** start of Record list **
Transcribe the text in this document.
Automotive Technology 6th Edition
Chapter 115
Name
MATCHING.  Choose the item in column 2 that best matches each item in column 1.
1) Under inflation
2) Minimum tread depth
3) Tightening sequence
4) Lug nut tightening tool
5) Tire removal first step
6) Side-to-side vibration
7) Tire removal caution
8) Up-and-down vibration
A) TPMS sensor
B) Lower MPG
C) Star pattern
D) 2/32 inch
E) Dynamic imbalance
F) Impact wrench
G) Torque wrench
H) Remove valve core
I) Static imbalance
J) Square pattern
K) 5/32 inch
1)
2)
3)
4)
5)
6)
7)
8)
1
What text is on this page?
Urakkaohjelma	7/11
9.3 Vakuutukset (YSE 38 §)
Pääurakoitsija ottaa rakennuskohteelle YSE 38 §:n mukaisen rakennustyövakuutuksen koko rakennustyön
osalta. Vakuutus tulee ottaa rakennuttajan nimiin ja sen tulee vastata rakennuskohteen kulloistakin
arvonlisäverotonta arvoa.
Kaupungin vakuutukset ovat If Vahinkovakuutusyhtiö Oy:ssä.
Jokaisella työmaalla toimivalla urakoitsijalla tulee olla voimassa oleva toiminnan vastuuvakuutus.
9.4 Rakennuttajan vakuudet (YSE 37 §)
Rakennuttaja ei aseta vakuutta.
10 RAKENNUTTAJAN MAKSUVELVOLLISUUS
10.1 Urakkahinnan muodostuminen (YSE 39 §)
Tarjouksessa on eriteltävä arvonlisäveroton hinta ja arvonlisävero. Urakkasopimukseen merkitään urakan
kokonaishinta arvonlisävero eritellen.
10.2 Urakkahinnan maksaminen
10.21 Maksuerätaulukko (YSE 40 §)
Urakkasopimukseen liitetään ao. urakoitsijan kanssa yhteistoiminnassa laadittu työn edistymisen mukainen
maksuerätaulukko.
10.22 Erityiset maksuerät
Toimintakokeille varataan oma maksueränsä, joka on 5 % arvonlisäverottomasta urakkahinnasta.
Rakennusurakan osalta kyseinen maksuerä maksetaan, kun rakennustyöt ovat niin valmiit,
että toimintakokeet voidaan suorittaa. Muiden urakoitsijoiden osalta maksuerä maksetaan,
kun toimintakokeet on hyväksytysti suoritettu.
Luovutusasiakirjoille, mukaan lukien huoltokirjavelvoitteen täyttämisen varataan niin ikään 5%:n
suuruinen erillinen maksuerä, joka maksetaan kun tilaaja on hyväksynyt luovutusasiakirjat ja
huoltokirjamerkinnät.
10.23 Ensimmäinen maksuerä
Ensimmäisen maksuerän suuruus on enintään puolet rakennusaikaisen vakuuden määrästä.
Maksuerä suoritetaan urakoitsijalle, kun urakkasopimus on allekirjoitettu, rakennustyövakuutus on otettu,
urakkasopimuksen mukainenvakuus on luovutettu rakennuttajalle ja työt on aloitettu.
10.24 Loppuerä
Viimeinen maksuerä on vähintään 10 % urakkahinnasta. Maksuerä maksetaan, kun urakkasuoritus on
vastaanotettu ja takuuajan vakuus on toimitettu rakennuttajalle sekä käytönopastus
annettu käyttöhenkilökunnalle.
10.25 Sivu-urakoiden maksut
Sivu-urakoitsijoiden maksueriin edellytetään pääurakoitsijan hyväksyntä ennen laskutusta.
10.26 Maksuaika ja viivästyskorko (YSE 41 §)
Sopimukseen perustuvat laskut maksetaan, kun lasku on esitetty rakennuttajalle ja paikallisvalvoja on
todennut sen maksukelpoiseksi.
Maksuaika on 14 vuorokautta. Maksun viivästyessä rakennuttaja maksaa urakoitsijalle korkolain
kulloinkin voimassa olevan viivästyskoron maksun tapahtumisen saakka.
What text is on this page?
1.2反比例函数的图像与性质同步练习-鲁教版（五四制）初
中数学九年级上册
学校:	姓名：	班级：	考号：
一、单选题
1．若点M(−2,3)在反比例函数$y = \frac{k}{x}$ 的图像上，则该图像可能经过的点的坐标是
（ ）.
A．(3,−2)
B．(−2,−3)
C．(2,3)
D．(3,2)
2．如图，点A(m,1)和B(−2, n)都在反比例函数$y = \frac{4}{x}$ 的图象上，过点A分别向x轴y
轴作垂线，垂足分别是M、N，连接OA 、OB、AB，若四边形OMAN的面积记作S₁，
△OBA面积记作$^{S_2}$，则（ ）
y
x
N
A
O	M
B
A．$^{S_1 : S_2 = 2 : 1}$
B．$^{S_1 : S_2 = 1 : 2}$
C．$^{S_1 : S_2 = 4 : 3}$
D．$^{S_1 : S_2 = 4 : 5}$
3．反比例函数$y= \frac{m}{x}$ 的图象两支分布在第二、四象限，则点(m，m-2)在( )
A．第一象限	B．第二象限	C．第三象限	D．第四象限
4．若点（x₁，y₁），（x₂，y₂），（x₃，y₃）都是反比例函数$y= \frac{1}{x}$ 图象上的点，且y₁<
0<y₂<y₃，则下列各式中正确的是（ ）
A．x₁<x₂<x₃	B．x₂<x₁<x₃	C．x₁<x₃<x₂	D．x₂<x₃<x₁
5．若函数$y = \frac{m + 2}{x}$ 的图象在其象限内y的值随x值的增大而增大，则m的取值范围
** end of Record list **
* What is required
Output the records verbatim, from the first line to the last.

* Full output
Transcribe the text in this document.
Automotive Technology 6th Edition
Chapter 115
Name
MATCHING.  Choose the item in column 2 that best matches each item in column 1.
1) Under inflation
2) Minimum tread depth
3) Tightening sequence
4) Lug nut tightening tool
5) Tire removal first step
6) Side-to-side vibration
7) Tire removal caution
8) Up-and-down vibration
A) TPMS sensor
B) Lower MPG
C) Star pattern
D) 2/32 inch
E) Dynamic imbalance
F) Impact wrench
G) Torque wrench
H) Remove valve core
I) Static imbalance
J) Square pattern
K) 5/32 inch
1)
2)
3)
4)
5)
6)
7)
8)
1
What text is on this page?
Urakkaohjelma	7/11
9.3 Vakuutukset (YSE 38 §)
Pääurakoitsija ottaa rakennuskohteelle YSE 38 §:n mukaisen rakennustyövakuutuksen koko rakennustyön
osalta. Vakuutus tulee ottaa rakennuttajan nimiin ja sen tulee vastata rakennuskohteen kulloistakin
arvonlisäverotonta arvoa.
Kaupungin vakuutukset ovat If Vahinkovakuutusyhtiö Oy:ssä.
Jokaisella työmaalla toimivalla urakoitsijalla tulee olla voimassa oleva toiminnan vastuuvakuutus.
9.4 Rakennuttajan vakuudet (YSE 37 §)
Rakennuttaja ei aseta vakuutta.
10 RAKENNUTTAJAN MAKSUVELVOLLISUUS
10.1 Urakkahinnan muodostuminen (YSE 39 §)
Tarjouksessa on eriteltävä arvonlisäveroton hinta ja arvonlisävero. Urakkasopimukseen merkitään urakan
kokonaishinta arvonlisävero eritellen.
10.2 Urakkahinnan maksaminen
10.21 Maksuerätaulukko (YSE 40 §)
Urakkasopimukseen liitetään ao. urakoitsijan kanssa yhteistoiminnassa laadittu työn edistymisen mukainen
maksuerätaulukko.
10.22 Erityiset maksuerät
Toimintakokeille varataan oma maksueränsä, joka on 5 % arvonlisäverottomasta urakkahinnasta.
Rakennusurakan osalta kyseinen maksuerä maksetaan, kun rakennustyöt ovat niin valmiit,
että toimintakokeet voidaan suorittaa. Muiden urakoitsijoiden osalta maksuerä maksetaan,
kun toimintakokeet on hyväksytysti suoritettu.
Luovutusasiakirjoille, mukaan lukien huoltokirjavelvoitteen täyttämisen varataan niin ikään 5%:n
suuruinen erillinen maksuerä, joka maksetaan kun tilaaja on hyväksynyt luovutusasiakirjat ja
huoltokirjamerkinnät.
10.23 Ensimmäinen maksuerä
Ensimmäisen maksuerän suuruus on enintään puolet rakennusaikaisen vakuuden määrästä.
Maksuerä suoritetaan urakoitsijalle, kun urakkasopimus on allekirjoitettu, rakennustyövakuutus on otettu,
urakkasopimuksen mukainenvakuus on luovutettu rakennuttajalle ja työt on aloitettu.
10.24 Loppuerä
Viimeinen maksuerä on vähintään 10 % urakkahinnasta. Maksuerä maksetaan, kun urakkasuoritus on
vastaanotettu ja takuuajan vakuus on toimitettu rakennuttajalle sekä käytönopastus
annettu käyttöhenkilökunnalle.
10.25 Sivu-urakoiden maksut
Sivu-urakoitsijoiden maksueriin edellytetään pääurakoitsijan hyväksyntä ennen laskutusta.
10.26 Maksuaika ja viivästyskorko (YSE 41 §)
Sopimukseen perustuvat laskut maksetaan, kun lasku on esitetty rakennuttajalle ja paikallisvalvoja on
todennut sen maksukelpoiseksi.
Maksuaika on 14 vuorokautta. Maksun viivästyessä rakennuttaja maksaa urakoitsijalle korkolain
kulloinkin voimassa olevan viivästyskoron maksun tapahtumisen saakka.
What text is on this page?
1.2反比例函数的图像与性质同步练习-鲁教版（五四制）初
中数学九年级上册
学校:	姓名：	班级：	考号：
一、单选题
1．若点M(−2,3)在反比例函数$y = \frac{k}{x}$ 的图像上，则该图像可能经过的点的坐标是
（ ）.
A．(3,−2)
B．(−2,−3)
C．(2,3)
D．(3,2)
2．如图，点A(m,1)和B(−2, n)都在反比例函数$y = \frac{4}{x}$ 的图象上，过点A分别向x轴y
轴作垂线，垂足分别是M、N，连接OA 、OB、AB，若四边形OMAN的面积记作S₁，
△OBA面积记作$^{S_2}$，则（ ）
y
x
N
A
O	M
B
A．$^{S_1 : S_2 = 2 : 1}$
B．$^{S_1 : S_2 = 1 : 2}$
C．$^{S_1 : S_2 = 4 : 3}$
D．$^{S_1 : S_2 = 4 : 5}$
3．反比例函数$y= \frac{m}{x}$ 的图象两支分布在第二、四象限，则点(m，m-2)在( )
A．第一象限	B．第二象限	C．第三象限	D．第四象限
4．若点（x₁，y₁），（x₂，y₂），（x₃，y₃）都是反比例函数$y= \frac{1}{x}$ 图象上的点，且y₁<
0<y₂<y₃，则下列各式中正确的是（ ）
A．x₁<x₂<x₃	B．x₂<x₁<x₃	C．x₁<x₃<x₂	D．x₂<x₃<x₁
5．若函数$y = \frac{m + 2}{x}$ 的图象在其象限内y的值随x值的增大而增大，则m的取值范围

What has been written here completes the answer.